### Dataset excerpts

•••••

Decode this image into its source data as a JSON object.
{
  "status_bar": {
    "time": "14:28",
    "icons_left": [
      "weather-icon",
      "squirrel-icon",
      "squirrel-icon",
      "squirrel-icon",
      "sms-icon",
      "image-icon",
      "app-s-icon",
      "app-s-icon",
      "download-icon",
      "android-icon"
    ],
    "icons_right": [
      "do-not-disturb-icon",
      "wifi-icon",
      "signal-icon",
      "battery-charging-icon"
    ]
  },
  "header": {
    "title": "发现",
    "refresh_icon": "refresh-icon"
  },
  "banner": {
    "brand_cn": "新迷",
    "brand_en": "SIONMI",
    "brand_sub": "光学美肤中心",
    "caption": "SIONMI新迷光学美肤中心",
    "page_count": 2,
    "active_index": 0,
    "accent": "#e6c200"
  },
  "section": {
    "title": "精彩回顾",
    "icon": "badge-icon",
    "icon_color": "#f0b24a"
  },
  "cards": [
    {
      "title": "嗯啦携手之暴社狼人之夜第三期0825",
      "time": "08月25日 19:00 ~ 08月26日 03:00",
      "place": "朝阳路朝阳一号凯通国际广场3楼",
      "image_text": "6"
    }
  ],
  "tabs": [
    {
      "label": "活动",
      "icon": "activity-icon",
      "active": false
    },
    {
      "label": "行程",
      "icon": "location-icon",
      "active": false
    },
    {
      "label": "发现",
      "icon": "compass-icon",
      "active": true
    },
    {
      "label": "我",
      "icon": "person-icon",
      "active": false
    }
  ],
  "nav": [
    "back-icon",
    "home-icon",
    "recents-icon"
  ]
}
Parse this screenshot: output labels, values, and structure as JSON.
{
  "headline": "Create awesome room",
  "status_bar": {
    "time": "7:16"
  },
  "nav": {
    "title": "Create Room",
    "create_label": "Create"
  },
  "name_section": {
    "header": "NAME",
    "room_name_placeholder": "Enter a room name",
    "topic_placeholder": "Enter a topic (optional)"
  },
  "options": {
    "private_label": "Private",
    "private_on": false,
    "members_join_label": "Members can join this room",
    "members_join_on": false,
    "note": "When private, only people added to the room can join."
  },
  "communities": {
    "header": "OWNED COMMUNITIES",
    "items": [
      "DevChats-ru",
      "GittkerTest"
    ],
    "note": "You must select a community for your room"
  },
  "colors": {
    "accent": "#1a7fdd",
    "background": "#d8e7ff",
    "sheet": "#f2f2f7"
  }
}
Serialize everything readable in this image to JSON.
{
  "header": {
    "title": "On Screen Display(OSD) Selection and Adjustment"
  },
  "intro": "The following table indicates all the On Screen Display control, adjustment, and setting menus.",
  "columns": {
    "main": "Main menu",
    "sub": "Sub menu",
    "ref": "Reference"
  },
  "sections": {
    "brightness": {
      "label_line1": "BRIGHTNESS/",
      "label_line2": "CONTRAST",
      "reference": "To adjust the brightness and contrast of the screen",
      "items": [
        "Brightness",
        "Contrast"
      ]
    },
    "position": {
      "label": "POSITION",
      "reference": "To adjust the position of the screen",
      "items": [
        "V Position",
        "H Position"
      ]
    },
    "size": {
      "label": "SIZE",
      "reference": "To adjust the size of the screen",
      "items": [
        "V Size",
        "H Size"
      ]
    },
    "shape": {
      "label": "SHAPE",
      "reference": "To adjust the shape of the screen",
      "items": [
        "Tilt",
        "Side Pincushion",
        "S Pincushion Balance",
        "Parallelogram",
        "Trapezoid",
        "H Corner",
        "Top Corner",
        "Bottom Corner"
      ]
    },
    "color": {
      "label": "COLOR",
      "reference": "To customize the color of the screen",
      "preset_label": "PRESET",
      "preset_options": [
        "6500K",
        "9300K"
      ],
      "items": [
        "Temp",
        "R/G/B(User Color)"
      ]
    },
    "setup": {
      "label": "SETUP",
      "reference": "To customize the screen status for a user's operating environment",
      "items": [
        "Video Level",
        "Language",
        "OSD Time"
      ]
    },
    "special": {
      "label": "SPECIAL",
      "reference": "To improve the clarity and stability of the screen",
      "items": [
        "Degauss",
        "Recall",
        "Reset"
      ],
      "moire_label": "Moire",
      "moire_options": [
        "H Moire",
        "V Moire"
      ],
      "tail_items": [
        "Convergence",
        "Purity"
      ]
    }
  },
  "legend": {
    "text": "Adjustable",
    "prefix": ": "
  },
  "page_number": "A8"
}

•••••

### Problem to solve
Using the material above, print every entry exactly as written.

### Expected output
Decode this image into its source data as a JSON object.
{
  "status_bar": {
    "time": "14:28",
    "icons_left": [
      "weather-icon",
      "squirrel-icon",
      "squirrel-icon",
      "squirrel-icon",
      "sms-icon",
      "image-icon",
      "app-s-icon",
      "app-s-icon",
      "download-icon",
      "android-icon"
    ],
    "icons_right": [
      "do-not-disturb-icon",
      "wifi-icon",
      "signal-icon",
      "battery-charging-icon"
    ]
  },
  "header": {
    "title": "发现",
    "refresh_icon": "refresh-icon"
  },
  "banner": {
    "brand_cn": "新迷",
    "brand_en": "SIONMI",
    "brand_sub": "光学美肤中心",
    "caption": "SIONMI新迷光学美肤中心",
    "page_count": 2,
    "active_index": 0,
    "accent": "#e6c200"
  },
  "section": {
    "title": "精彩回顾",
    "icon": "badge-icon",
    "icon_color": "#f0b24a"
  },
  "cards": [
    {
      "title": "嗯啦携手之暴社狼人之夜第三期0825",
      "time": "08月25日 19:00 ~ 08月26日 03:00",
      "place": "朝阳路朝阳一号凯通国际广场3楼",
      "image_text": "6"
    }
  ],
  "tabs": [
    {
      "label": "活动",
      "icon": "activity-icon",
      "active": false
    },
    {
      "label": "行程",
      "icon": "location-icon",
      "active": false
    },
    {
      "label": "发现",
      "icon": "compass-icon",
      "active": true
    },
    {
      "label": "我",
      "icon": "person-icon",
      "active": false
    }
  ],
  "nav": [
    "back-icon",
    "home-icon",
    "recents-icon"
  ]
}
Parse this screenshot: output labels, values, and structure as JSON.
{
  "headline": "Create awesome room",
  "status_bar": {
    "time": "7:16"
  },
  "nav": {
    "title": "Create Room",
    "create_label": "Create"
  },
  "name_section": {
    "header": "NAME",
    "room_name_placeholder": "Enter a room name",
    "topic_placeholder": "Enter a topic (optional)"
  },
  "options": {
    "private_label": "Private",
    "private_on": false,
    "members_join_label": "Members can join this room",
    "members_join_on": false,
    "note": "When private, only people added to the room can join."
  },
  "communities": {
    "header": "OWNED COMMUNITIES",
    "items": [
      "DevChats-ru",
      "GittkerTest"
    ],
    "note": "You must select a community for your room"
  },
  "colors": {
    "accent": "#1a7fdd",
    "background": "#d8e7ff",
    "sheet": "#f2f2f7"
  }
}
Serialize everything readable in this image to JSON.
{
  "header": {
    "title": "On Screen Display(OSD) Selection and Adjustment"
  },
  "intro": "The following table indicates all the On Screen Display control, adjustment, and setting menus.",
  "columns": {
    "main": "Main menu",
    "sub": "Sub menu",
    "ref": "Reference"
  },
  "sections": {
    "brightness": {
      "label_line1": "BRIGHTNESS/",
      "label_line2": "CONTRAST",
      "reference": "To adjust the brightness and contrast of the screen",
      "items": [
        "Brightness",
        "Contrast"
      ]
    },
    "position": {
      "label": "POSITION",
      "reference": "To adjust the position of the screen",
      "items": [
        "V Position",
        "H Position"
      ]
    },
    "size": {
      "label": "SIZE",
      "reference": "To adjust the size of the screen",
      "items": [
        "V Size",
        "H Size"
      ]
    },
    "shape": {
      "label": "SHAPE",
      "reference": "To adjust the shape of the screen",
      "items": [
        "Tilt",
        "Side Pincushion",
        "S Pincushion Balance",
        "Parallelogram",
        "Trapezoid",
        "H Corner",
        "Top Corner",
        "Bottom Corner"
      ]
    },
    "color": {
      "label": "COLOR",
      "reference": "To customize the color of the screen",
      "preset_label": "PRESET",
      "preset_options": [
        "6500K",
        "9300K"
      ],
      "items": [
        "Temp",
        "R/G/B(User Color)"
      ]
    },
    "setup": {
      "label": "SETUP",
      "reference": "To customize the screen status for a user's operating environment",
      "items": [
        "Video Level",
        "Language",
        "OSD Time"
      ]
    },
    "special": {
      "label": "SPECIAL",
      "reference": "To improve the clarity and stability of the screen",
      "items": [
        "Degauss",
        "Recall",
        "Reset"
      ],
      "moire_label": "Moire",
      "moire_options": [
        "H Moire",
        "V Moire"
      ],
      "tail_items": [
        "Convergence",
        "Purity"
      ]
    }
  },
  "legend": {
    "text": "Adjustable",
    "prefix": ": "
  },
  "page_number": "A8"
}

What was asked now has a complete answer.